> [Request]:
Retype the listing that follows, exactly as written.

> [Input rows]:
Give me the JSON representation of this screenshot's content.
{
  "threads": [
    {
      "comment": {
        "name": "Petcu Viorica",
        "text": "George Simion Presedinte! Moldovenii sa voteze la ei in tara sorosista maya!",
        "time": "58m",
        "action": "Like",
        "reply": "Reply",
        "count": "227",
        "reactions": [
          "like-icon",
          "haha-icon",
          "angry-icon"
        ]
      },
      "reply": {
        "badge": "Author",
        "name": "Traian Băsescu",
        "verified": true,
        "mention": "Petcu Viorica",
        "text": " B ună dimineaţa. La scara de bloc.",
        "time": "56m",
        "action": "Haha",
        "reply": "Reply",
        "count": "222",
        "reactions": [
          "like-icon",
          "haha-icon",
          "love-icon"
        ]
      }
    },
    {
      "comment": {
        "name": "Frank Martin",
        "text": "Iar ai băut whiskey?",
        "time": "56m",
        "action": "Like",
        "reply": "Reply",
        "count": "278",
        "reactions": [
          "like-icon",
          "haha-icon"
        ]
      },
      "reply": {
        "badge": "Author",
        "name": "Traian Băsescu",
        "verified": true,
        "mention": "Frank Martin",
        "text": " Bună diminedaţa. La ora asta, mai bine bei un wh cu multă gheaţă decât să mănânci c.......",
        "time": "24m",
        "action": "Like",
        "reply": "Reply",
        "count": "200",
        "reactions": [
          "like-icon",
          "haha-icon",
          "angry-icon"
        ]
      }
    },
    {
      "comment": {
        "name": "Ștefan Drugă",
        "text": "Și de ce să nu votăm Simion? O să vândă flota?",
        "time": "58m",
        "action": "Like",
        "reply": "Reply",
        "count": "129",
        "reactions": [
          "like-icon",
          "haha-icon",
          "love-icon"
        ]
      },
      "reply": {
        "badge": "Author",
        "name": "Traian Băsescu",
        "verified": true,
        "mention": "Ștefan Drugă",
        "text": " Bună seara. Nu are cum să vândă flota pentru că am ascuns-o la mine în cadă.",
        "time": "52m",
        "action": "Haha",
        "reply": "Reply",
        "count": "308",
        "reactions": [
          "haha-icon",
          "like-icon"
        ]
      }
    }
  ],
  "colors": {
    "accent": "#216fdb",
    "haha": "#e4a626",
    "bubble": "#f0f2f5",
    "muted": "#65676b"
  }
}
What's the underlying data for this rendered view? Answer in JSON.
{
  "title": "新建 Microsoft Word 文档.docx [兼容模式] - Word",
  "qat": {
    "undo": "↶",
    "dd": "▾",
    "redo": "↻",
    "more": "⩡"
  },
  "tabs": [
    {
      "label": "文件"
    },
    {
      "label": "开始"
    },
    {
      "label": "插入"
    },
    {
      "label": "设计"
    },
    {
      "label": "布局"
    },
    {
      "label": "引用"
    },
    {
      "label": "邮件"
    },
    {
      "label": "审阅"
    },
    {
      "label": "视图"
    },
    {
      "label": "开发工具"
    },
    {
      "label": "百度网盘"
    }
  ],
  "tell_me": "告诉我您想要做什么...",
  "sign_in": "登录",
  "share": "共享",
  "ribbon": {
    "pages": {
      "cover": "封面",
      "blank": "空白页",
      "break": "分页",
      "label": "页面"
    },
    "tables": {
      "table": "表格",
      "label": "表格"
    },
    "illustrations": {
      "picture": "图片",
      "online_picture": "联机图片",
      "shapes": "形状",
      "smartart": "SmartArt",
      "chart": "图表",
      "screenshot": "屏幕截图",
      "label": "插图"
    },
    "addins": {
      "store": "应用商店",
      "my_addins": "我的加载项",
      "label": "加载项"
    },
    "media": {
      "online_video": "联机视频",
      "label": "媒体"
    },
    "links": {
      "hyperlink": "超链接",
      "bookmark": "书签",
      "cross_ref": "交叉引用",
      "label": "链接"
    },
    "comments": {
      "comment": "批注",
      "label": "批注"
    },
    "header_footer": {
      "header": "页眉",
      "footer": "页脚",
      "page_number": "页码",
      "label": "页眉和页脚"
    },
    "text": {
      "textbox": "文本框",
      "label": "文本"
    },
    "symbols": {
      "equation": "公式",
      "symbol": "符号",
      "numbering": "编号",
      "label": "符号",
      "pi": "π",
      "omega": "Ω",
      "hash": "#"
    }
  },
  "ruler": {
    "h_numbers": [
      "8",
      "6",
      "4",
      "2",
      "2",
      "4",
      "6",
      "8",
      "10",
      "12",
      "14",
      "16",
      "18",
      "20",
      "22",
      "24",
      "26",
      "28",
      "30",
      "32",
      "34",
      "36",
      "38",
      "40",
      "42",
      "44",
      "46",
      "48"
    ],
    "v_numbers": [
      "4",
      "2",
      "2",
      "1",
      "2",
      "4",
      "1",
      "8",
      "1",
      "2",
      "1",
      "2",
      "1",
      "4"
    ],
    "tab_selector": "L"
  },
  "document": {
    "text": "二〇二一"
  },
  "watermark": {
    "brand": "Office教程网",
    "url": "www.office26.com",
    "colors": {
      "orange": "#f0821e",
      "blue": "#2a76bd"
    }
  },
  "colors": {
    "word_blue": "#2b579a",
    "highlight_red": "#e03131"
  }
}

> [Full response]:
Give me the JSON representation of this screenshot's content.
{
  "threads": [
    {
      "comment": {
        "name": "Petcu Viorica",
        "text": "George Simion Presedinte! Moldovenii sa voteze la ei in tara sorosista maya!",
        "time": "58m",
        "action": "Like",
        "reply": "Reply",
        "count": "227",
        "reactions": [
          "like-icon",
          "haha-icon",
          "angry-icon"
        ]
      },
      "reply": {
        "badge": "Author",
        "name": "Traian Băsescu",
        "verified": true,
        "mention": "Petcu Viorica",
        "text": " B ună dimineaţa. La scara de bloc.",
        "time": "56m",
        "action": "Haha",
        "reply": "Reply",
        "count": "222",
        "reactions": [
          "like-icon",
          "haha-icon",
          "love-icon"
        ]
      }
    },
    {
      "comment": {
        "name": "Frank Martin",
        "text": "Iar ai băut whiskey?",
        "time": "56m",
        "action": "Like",
        "reply": "Reply",
        "count": "278",
        "reactions": [
          "like-icon",
          "haha-icon"
        ]
      },
      "reply": {
        "badge": "Author",
        "name": "Traian Băsescu",
        "verified": true,
        "mention": "Frank Martin",
        "text": " Bună diminedaţa. La ora asta, mai bine bei un wh cu multă gheaţă decât să mănânci c.......",
        "time": "24m",
        "action": "Like",
        "reply": "Reply",
        "count": "200",
        "reactions": [
          "like-icon",
          "haha-icon",
          "angry-icon"
        ]
      }
    },
    {
      "comment": {
        "name": "Ștefan Drugă",
        "text": "Și de ce să nu votăm Simion? O să vândă flota?",
        "time": "58m",
        "action": "Like",
        "reply": "Reply",
        "count": "129",
        "reactions": [
          "like-icon",
          "haha-icon",
          "love-icon"
        ]
      },
      "reply": {
        "badge": "Author",
        "name": "Traian Băsescu",
        "verified": true,
        "mention": "Ștefan Drugă",
        "text": " Bună seara. Nu are cum să vândă flota pentru că am ascuns-o la mine în cadă.",
        "time": "52m",
        "action": "Haha",
        "reply": "Reply",
        "count": "308",
        "reactions": [
          "haha-icon",
          "like-icon"
        ]
      }
    }
  ],
  "colors": {
    "accent": "#216fdb",
    "haha": "#e4a626",
    "bubble": "#f0f2f5",
    "muted": "#65676b"
  }
}
What's the underlying data for this rendered view? Answer in JSON.
{
  "title": "新建 Microsoft Word 文档.docx [兼容模式] - Word",
  "qat": {
    "undo": "↶",
    "dd": "▾",
    "redo": "↻",
    "more": "⩡"
  },
  "tabs": [
    {
      "label": "文件"
    },
    {
      "label": "开始"
    },
    {
      "label": "插入"
    },
    {
      "label": "设计"
    },
    {
      "label": "布局"
    },
    {
      "label": "引用"
    },
    {
      "label": "邮件"
    },
    {
      "label": "审阅"
    },
    {
      "label": "视图"
    },
    {
      "label": "开发工具"
    },
    {
      "label": "百度网盘"
    }
  ],
  "tell_me": "告诉我您想要做什么...",
  "sign_in": "登录",
  "share": "共享",
  "ribbon": {
    "pages": {
      "cover": "封面",
      "blank": "空白页",
      "break": "分页",
      "label": "页面"
    },
    "tables": {
      "table": "表格",
      "label": "表格"
    },
    "illustrations": {
      "picture": "图片",
      "online_picture": "联机图片",
      "shapes": "形状",
      "smartart": "SmartArt",
      "chart": "图表",
      "screenshot": "屏幕截图",
      "label": "插图"
    },
    "addins": {
      "store": "应用商店",
      "my_addins": "我的加载项",
      "label": "加载项"
    },
    "media": {
      "online_video": "联机视频",
      "label": "媒体"
    },
    "links": {
      "hyperlink": "超链接",
      "bookmark": "书签",
      "cross_ref": "交叉引用",
      "label": "链接"
    },
    "comments": {
      "comment": "批注",
      "label": "批注"
    },
    "header_footer": {
      "header": "页眉",
      "footer": "页脚",
      "page_number": "页码",
      "label": "页眉和页脚"
    },
    "text": {
      "textbox": "文本框",
      "label": "文本"
    },
    "symbols": {
      "equation": "公式",
      "symbol": "符号",
      "numbering": "编号",
      "label": "符号",
      "pi": "π",
      "omega": "Ω",
      "hash": "#"
    }
  },
  "ruler": {
    "h_numbers": [
      "8",
      "6",
      "4",
      "2",
      "2",
      "4",
      "6",
      "8",
      "10",
      "12",
      "14",
      "16",
      "18",
      "20",
      "22",
      "24",
      "26",
      "28",
      "30",
      "32",
      "34",
      "36",
      "38",
      "40",
      "42",
      "44",
      "46",
      "48"
    ],
    "v_numbers": [
      "4",
      "2",
      "2",
      "1",
      "2",
      "4",
      "1",
      "8",
      "1",
      "2",
      "1",
      "2",
      "1",
      "4"
    ],
    "tab_selector": "L"
  },
  "document": {
    "text": "二〇二一"
  },
  "watermark": {
    "brand": "Office教程网",
    "url": "www.office26.com",
    "colors": {
      "orange": "#f0821e",
      "blue": "#2a76bd"
    }
  },
  "colors": {
    "word_blue": "#2b579a",
    "highlight_red": "#e03131"
  }
}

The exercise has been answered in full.